## Written instruction
Copy each entry as it stands, leaving nothing out.

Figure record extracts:
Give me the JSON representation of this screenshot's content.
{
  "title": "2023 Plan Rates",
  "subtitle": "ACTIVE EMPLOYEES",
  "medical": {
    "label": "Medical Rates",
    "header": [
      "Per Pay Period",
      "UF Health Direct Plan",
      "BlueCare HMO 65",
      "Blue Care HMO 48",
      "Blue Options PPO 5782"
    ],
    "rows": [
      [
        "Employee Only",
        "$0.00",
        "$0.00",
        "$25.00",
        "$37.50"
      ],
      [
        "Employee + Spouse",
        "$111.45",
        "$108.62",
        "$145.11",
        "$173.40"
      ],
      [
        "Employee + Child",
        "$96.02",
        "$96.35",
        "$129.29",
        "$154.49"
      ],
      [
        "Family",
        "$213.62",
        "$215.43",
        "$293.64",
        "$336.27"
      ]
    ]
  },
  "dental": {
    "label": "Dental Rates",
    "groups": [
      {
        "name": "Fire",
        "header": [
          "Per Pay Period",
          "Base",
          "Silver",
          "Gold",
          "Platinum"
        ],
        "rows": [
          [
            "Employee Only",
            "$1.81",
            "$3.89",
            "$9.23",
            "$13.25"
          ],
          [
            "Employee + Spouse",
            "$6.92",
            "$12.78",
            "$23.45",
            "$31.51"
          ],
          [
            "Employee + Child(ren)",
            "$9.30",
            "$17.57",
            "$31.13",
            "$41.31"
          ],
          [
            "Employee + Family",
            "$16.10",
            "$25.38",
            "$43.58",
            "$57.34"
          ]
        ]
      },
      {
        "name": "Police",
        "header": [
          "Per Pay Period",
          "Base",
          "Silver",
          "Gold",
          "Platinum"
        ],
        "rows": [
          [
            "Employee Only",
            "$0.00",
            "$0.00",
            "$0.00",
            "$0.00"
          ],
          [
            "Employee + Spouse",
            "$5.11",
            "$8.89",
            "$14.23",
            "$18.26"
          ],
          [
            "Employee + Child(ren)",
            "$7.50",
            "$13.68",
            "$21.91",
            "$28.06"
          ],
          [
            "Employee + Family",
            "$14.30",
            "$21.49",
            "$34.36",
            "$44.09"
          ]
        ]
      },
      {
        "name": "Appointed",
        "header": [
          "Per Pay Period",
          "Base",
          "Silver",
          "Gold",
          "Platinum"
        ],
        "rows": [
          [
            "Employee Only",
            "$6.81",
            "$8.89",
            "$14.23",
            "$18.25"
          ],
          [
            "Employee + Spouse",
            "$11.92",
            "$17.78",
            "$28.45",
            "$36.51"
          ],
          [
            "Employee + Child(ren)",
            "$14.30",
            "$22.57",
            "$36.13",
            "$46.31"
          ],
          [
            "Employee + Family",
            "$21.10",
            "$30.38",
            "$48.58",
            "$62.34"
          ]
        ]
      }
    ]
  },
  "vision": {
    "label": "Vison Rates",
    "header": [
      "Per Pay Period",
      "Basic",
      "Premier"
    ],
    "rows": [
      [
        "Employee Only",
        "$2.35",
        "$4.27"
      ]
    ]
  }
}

## Response to the task
Give me the JSON representation of this screenshot's content.
{
  "title": "2023 Plan Rates",
  "subtitle": "ACTIVE EMPLOYEES",
  "medical": {
    "label": "Medical Rates",
    "header": [
      "Per Pay Period",
      "UF Health Direct Plan",
      "BlueCare HMO 65",
      "Blue Care HMO 48",
      "Blue Options PPO 5782"
    ],
    "rows": [
      [
        "Employee Only",
        "$0.00",
        "$0.00",
        "$25.00",
        "$37.50"
      ],
      [
        "Employee + Spouse",
        "$111.45",
        "$108.62",
        "$145.11",
        "$173.40"
      ],
      [
        "Employee + Child",
        "$96.02",
        "$96.35",
        "$129.29",
        "$154.49"
      ],
      [
        "Family",
        "$213.62",
        "$215.43",
        "$293.64",
        "$336.27"
      ]
    ]
  },
  "dental": {
    "label": "Dental Rates",
    "groups": [
      {
        "name": "Fire",
        "header": [
          "Per Pay Period",
          "Base",
          "Silver",
          "Gold",
          "Platinum"
        ],
        "rows": [
          [
            "Employee Only",
            "$1.81",
            "$3.89",
            "$9.23",
            "$13.25"
          ],
          [
            "Employee + Spouse",
            "$6.92",
            "$12.78",
            "$23.45",
            "$31.51"
          ],
          [
            "Employee + Child(ren)",
            "$9.30",
            "$17.57",
            "$31.13",
            "$41.31"
          ],
          [
            "Employee + Family",
            "$16.10",
            "$25.38",
            "$43.58",
            "$57.34"
          ]
        ]
      },
      {
        "name": "Police",
        "header": [
          "Per Pay Period",
          "Base",
          "Silver",
          "Gold",
          "Platinum"
        ],
        "rows": [
          [
            "Employee Only",
            "$0.00",
            "$0.00",
            "$0.00",
            "$0.00"
          ],
          [
            "Employee + Spouse",
            "$5.11",
            "$8.89",
            "$14.23",
            "$18.26"
          ],
          [
            "Employee + Child(ren)",
            "$7.50",
            "$13.68",
            "$21.91",
            "$28.06"
          ],
          [
            "Employee + Family",
            "$14.30",
            "$21.49",
            "$34.36",
            "$44.09"
          ]
        ]
      },
      {
        "name": "Appointed",
        "header": [
          "Per Pay Period",
          "Base",
          "Silver",
          "Gold",
          "Platinum"
        ],
        "rows": [
          [
            "Employee Only",
            "$6.81",
            "$8.89",
            "$14.23",
            "$18.25"
          ],
          [
            "Employee + Spouse",
            "$11.92",
            "$17.78",
            "$28.45",
            "$36.51"
          ],
          [
            "Employee + Child(ren)",
            "$14.30",
            "$22.57",
            "$36.13",
            "$46.31"
          ],
          [
            "Employee + Family",
            "$21.10",
            "$30.38",
            "$48.58",
            "$62.34"
          ]
        ]
      }
    ]
  },
  "vision": {
    "label": "Vison Rates",
    "header": [
      "Per Pay Period",
      "Basic",
      "Premier"
    ],
    "rows": [
      [
        "Employee Only",
        "$2.35",
        "$4.27"
      ]
    ]
  }
}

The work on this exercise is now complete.